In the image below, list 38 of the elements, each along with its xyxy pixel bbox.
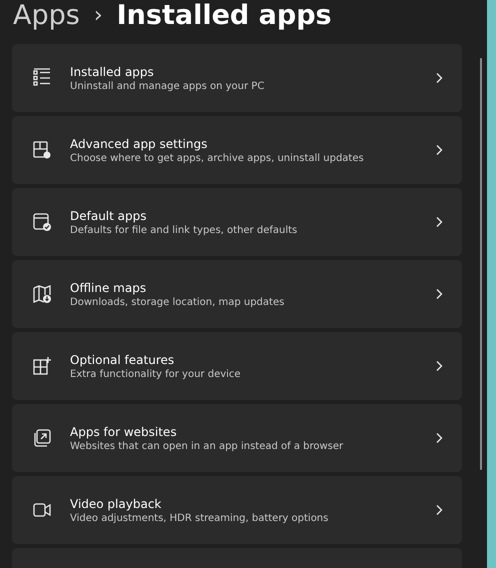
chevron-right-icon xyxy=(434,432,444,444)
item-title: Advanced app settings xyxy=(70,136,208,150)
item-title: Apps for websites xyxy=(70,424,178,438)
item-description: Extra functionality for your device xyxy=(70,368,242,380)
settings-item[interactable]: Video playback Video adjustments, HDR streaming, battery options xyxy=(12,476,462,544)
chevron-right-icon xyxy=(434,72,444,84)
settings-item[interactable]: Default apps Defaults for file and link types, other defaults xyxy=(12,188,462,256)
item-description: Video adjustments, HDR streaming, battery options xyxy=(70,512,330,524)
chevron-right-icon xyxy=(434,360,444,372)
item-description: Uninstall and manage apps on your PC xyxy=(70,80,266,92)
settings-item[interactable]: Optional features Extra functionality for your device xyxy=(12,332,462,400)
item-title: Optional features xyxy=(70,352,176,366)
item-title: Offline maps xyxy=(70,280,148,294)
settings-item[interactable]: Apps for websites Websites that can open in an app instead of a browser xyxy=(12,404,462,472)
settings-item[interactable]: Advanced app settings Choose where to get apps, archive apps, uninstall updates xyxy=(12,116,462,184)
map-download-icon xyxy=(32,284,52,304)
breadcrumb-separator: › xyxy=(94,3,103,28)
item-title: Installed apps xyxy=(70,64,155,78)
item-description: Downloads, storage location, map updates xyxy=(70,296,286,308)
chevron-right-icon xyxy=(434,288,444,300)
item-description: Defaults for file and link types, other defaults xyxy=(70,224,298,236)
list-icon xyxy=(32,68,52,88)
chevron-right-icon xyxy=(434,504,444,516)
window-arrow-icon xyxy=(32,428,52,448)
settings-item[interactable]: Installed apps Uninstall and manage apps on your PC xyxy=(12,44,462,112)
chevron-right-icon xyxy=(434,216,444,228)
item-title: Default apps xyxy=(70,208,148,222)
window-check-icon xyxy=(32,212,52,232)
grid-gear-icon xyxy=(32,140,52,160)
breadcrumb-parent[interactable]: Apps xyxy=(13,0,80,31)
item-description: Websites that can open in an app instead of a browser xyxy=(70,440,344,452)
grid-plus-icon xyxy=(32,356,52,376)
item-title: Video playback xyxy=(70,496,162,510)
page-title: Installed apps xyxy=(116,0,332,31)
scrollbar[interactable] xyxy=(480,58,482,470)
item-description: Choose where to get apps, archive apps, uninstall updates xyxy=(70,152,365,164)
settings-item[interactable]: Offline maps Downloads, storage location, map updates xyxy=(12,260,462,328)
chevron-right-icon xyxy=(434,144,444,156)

• [GOAL OF THE EXERCISE]: Could you write out every line of the records above word for word, leaving the pictures out?

• [WORKED SOLUTION]:
In the image below, list 38 of the elements, each along with its xyxy pixel bbox.
chevron-right-icon xyxy=(434,432,444,444)
item-title: Advanced app settings xyxy=(70,136,208,150)
item-title: Apps for websites xyxy=(70,424,178,438)
item-description: Extra functionality for your device xyxy=(70,368,242,380)
settings-item[interactable]: Video playback Video adjustments, HDR streaming, battery options xyxy=(12,476,462,544)
chevron-right-icon xyxy=(434,72,444,84)
settings-item[interactable]: Default apps Defaults for file and link types, other defaults xyxy=(12,188,462,256)
item-description: Video adjustments, HDR streaming, battery options xyxy=(70,512,330,524)
chevron-right-icon xyxy=(434,360,444,372)
item-description: Uninstall and manage apps on your PC xyxy=(70,80,266,92)
settings-item[interactable]: Optional features Extra functionality for your device xyxy=(12,332,462,400)
item-title: Optional features xyxy=(70,352,176,366)
item-title: Offline maps xyxy=(70,280,148,294)
settings-item[interactable]: Apps for websites Websites that can open in an app instead of a browser xyxy=(12,404,462,472)
settings-item[interactable]: Advanced app settings Choose where to get apps, archive apps, uninstall updates xyxy=(12,116,462,184)
map-download-icon xyxy=(32,284,52,304)
breadcrumb-separator: › xyxy=(94,3,103,28)
item-title: Installed apps xyxy=(70,64,155,78)
item-description: Downloads, storage location, map updates xyxy=(70,296,286,308)
chevron-right-icon xyxy=(434,288,444,300)
item-description: Defaults for file and link types, other defaults xyxy=(70,224,298,236)
list-icon xyxy=(32,68,52,88)
chevron-right-icon xyxy=(434,504,444,516)
window-arrow-icon xyxy=(32,428,52,448)
settings-item[interactable]: Installed apps Uninstall and manage apps on your PC xyxy=(12,44,462,112)
chevron-right-icon xyxy=(434,216,444,228)
item-title: Default apps xyxy=(70,208,148,222)
window-check-icon xyxy=(32,212,52,232)
grid-gear-icon xyxy=(32,140,52,160)
breadcrumb-parent[interactable]: Apps xyxy=(13,0,80,31)
item-description: Websites that can open in an app instead of a browser xyxy=(70,440,344,452)
grid-plus-icon xyxy=(32,356,52,376)
item-title: Video playback xyxy=(70,496,162,510)
page-title: Installed apps xyxy=(116,0,332,31)
scrollbar[interactable] xyxy=(480,58,482,470)
item-description: Choose where to get apps, archive apps, uninstall updates xyxy=(70,152,365,164)
settings-item[interactable]: Offline maps Downloads, storage location, map updates xyxy=(12,260,462,328)
chevron-right-icon xyxy=(434,144,444,156)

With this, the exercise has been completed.